**Passage affiché**.
▬▬▬▬▬▬
Le héros romantique : un être tourmenté
Le héros romantique est un miroir de l'artiste romantique, un être torturé par ses émotions et par le monde qui l'entoure. Il exprime son désarroi.
C'est ce que va incarner le « héros romantique » qui apparaît après la Révolution française de 1789. Exalté, tourmenté, isolé, confronté à un destin incertain, le héros romantique doit faire face à l'histoire et à un futur dont il ne veut pas. Le héros romantique devient le porte-parole de toute une génération mélancolique. En France, la jeunesse se croit sans espoir après la chute de Napoléon, qui incarne la figure d'un grand passé révolu. La République peine à être instaurée, les gouvernements et régimes politiques instables qui se succèdent désespèrent la jeunesse qui ne croit plus en rien.
« LORENZO.
Tu me demandes pourquoi je tue Alexandre ? Veux-tu donc que je m'empoisonne, ou que je saute dans l'Arno ? veux-tu donc que je sois un spectre, et qu'en frappant sur ce squelette (Il frappe sa poitrine), il n'en sorte aucun son ? Si je suis l'ombre de moi-même, veux-tu donc que je m'arrache le seul fil qui rattache aujourd'hui mon cœur à quelques fibres de mon cœur d'autrefois ? Songes-tu que ce meurtre, c'est tout ce qui me reste de ma vertu ? Songes-tu que je glisse depuis deux ans sur un mur taillé à pic, et que ce meurtre est le seul brin d'herbe où j'aie pu cramponner mes ongles ? Crois-tu donc que je n'aie plus d'orgueil, parce que je n'ai plus de honte ? et veux-tu que je laisse mourir en silence l'énigme de ma vie ? Oui, cela est certain, si je pouvais revenir à la vertu, si mon apprentissage du vice pouvait s'évanouir, j'épargnerais peut-être ce conducteur de bœufs. »
▬▬▬▬▬▬
Lignes d'un jeu de données
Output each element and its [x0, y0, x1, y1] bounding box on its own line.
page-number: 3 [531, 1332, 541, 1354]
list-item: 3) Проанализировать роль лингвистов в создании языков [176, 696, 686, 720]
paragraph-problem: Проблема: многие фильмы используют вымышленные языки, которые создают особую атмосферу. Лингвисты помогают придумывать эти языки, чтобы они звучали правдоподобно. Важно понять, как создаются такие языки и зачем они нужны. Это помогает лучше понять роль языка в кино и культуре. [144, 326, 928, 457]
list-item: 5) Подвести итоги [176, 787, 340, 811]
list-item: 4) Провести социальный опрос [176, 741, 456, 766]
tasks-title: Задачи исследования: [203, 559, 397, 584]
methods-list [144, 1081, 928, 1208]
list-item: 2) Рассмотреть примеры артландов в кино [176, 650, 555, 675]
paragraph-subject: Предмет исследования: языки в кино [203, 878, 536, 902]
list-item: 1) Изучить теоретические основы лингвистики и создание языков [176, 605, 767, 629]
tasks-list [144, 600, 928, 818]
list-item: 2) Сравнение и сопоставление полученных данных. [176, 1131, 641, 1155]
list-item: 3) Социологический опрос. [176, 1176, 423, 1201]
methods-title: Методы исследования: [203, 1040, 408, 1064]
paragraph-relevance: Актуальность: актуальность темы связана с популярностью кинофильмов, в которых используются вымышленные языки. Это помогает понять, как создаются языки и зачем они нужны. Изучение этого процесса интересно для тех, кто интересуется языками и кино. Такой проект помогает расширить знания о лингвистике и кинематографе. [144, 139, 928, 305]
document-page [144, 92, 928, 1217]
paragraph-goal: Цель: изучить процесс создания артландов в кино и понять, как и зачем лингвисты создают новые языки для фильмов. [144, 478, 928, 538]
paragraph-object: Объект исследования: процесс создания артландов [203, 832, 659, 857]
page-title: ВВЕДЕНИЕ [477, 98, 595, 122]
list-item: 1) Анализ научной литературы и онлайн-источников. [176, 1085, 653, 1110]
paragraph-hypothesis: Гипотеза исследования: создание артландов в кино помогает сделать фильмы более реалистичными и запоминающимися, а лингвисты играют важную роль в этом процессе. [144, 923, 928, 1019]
▬▬▬▬▬▬
**Objectif énoncé**.
Recopier à l'identique, dans le texte sur le héros romantique, l'extrait allant de « Le héros romantique : un » à « plus en rien. ».

**Tâche accomplie**.
Le héros romantique : un être tourmenté
Le héros romantique est un miroir de l'artiste romantique, un être torturé par ses émotions et par le monde qui l'entoure. Il exprime son désarroi.
C'est ce que va incarner le « héros romantique » qui apparaît après la Révolution française de 1789. Exalté, tourmenté, isolé, confronté à un destin incertain, le héros romantique doit faire face à l'histoire et à un futur dont il ne veut pas. Le héros romantique devient le porte-parole de toute une génération mélancolique. En France, la jeunesse se croit sans espoir après la chute de Napoléon, qui incarne la figure d'un grand passé révolu. La République peine à être instaurée, les gouvernements et régimes politiques instables qui se succèdent désespèrent la jeunesse qui ne croit plus en rien.